→ Material for this task
════════════════════

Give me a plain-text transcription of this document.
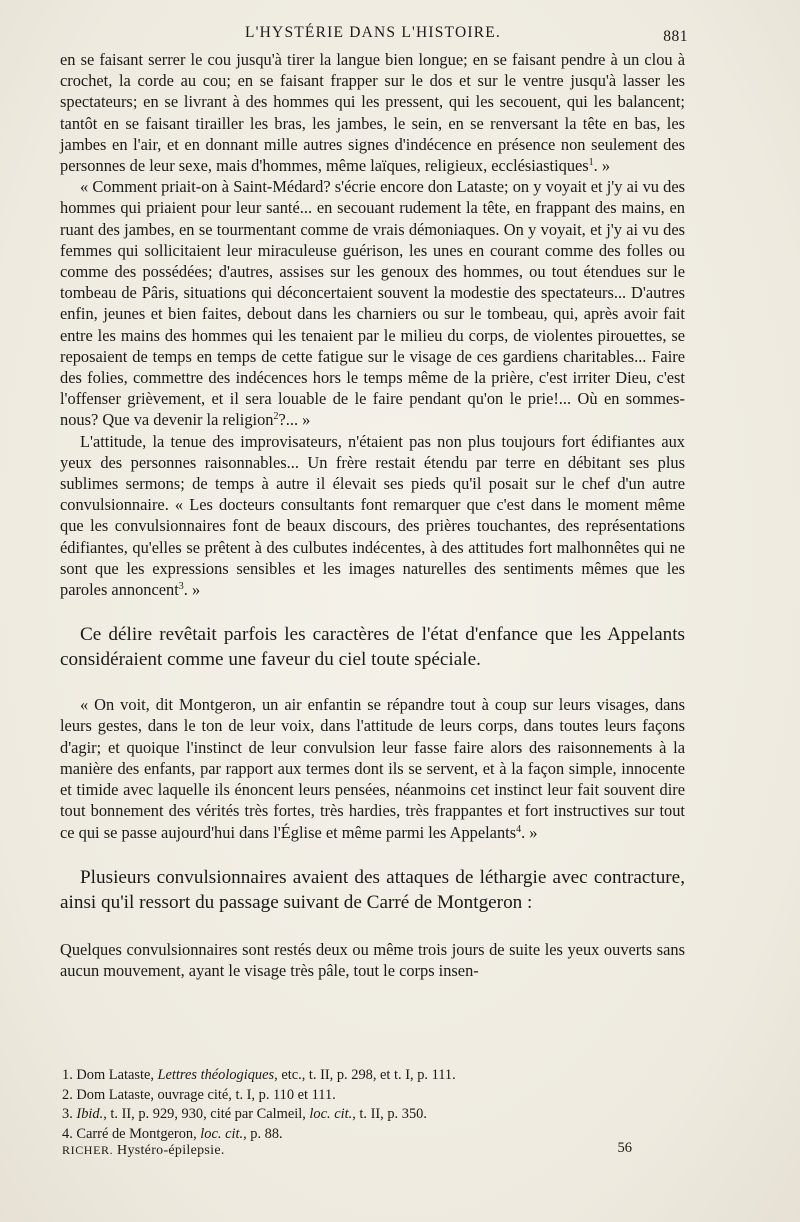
L'HYSTÉRIE DANS L'HISTOIRE.	881

en se faisant serrer le cou jusqu'à tirer la langue bien longue; en se faisant pendre à un clou à crochet, la corde au cou; en se faisant frapper sur le dos et sur le ventre jusqu'à lasser les spectateurs; en se livrant à des hommes qui les pressent, qui les secouent, qui les balancent; tantôt en se faisant tirailler les bras, les jambes, le sein, en se renversant la tête en bas, les jambes en l'air, et en donnant mille autres signes d'indécence en présence non seulement des personnes de leur sexe, mais d'hommes, même laïques, religieux, ecclésiastiques$^1$. »

« Comment priait-on à Saint-Médard? s'écrie encore don Lataste; on y voyait et j'y ai vu des hommes qui priaient pour leur santé... en secouant rudement la tête, en frappant des mains, en ruant des jambes, en se tourmentant comme de vrais démoniaques. On y voyait, et j'y ai vu des femmes qui sollicitaient leur miraculeuse guérison, les unes en courant comme des folles ou comme des possédées; d'autres, assises sur les genoux des hommes, ou tout étendues sur le tombeau de Pâris, situations qui déconcertaient souvent la modestie des spectateurs... D'autres enfin, jeunes et bien faites, debout dans les charniers ou sur le tombeau, qui, après avoir fait entre les mains des hommes qui les tenaient par le milieu du corps, de violentes pirouettes, se reposaient de temps en temps de cette fatigue sur le visage de ces gardiens charitables... Faire des folies, commettre des indécences hors le temps même de la prière, c'est irriter Dieu, c'est l'offenser grièvement, et il sera louable de le faire pendant qu'on le prie!... Où en sommes-nous? Que va devenir la religion$^2$?... »

L'attitude, la tenue des improvisateurs, n'étaient pas non plus toujours fort édifiantes aux yeux des personnes raisonnables... Un frère restait étendu par terre en débitant ses plus sublimes sermons; de temps à autre il élevait ses pieds qu'il posait sur le chef d'un autre convulsionnaire. « Les docteurs consultants font remarquer que c'est dans le moment même que les convulsionnaires font de beaux discours, des prières touchantes, des représentations édifiantes, qu'elles se prêtent à des culbutes indécentes, à des attitudes fort malhonnêtes qui ne sont que les expressions sensibles et les images naturelles des sentiments mêmes que les paroles annoncent$^3$. »

Ce délire revêtait parfois les caractères de l'état d'enfance que les Appelants considéraient comme une faveur du ciel toute spéciale.

« On voit, dit Montgeron, un air enfantin se répandre tout à coup sur leurs visages, dans leurs gestes, dans le ton de leur voix, dans l'attitude de leurs corps, dans toutes leurs façons d'agir; et quoique l'instinct de leur convulsion leur fasse faire alors des raisonnements à la manière des enfants, par rapport aux termes dont ils se servent, et à la façon simple, innocente et timide avec laquelle ils énoncent leurs pensées, néanmoins cet instinct leur fait souvent dire tout bonnement des vérités très fortes, très hardies, très frappantes et fort instructives sur tout ce qui se passe aujourd'hui dans l'Église et même parmi les Appelants$^4$. »

Plusieurs convulsionnaires avaient des attaques de léthargie avec contracture, ainsi qu'il ressort du passage suivant de Carré de Montgeron :

Quelques convulsionnaires sont restés deux ou même trois jours de suite les yeux ouverts sans aucun mouvement, ayant le visage très pâle, tout le corps insen-

1. Dom Lataste, Lettres théologiques, etc., t. II, p. 298, et t. I, p. 111.

2. Dom Lataste, ouvrage cité, t. I, p. 110 et 111.

3. Ibid., t. II, p. 929, 930, cité par Calmeil, loc. cit., t. II, p. 350.

4. Carré de Montgeron, loc. cit., p. 88.

RICHER. Hystéro-épilepsie.	56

════════════════════

→ Exercise description
Identify every line above with the string "Carré" in it. Copy those lines.

→ Task answer
Plusieurs convulsionnaires avaient des attaques de léthargie avec contracture, ainsi qu'il ressort du passage suivant de Carré de Montgeron :
4. Carré de Montgeron, loc. cit., p. 88.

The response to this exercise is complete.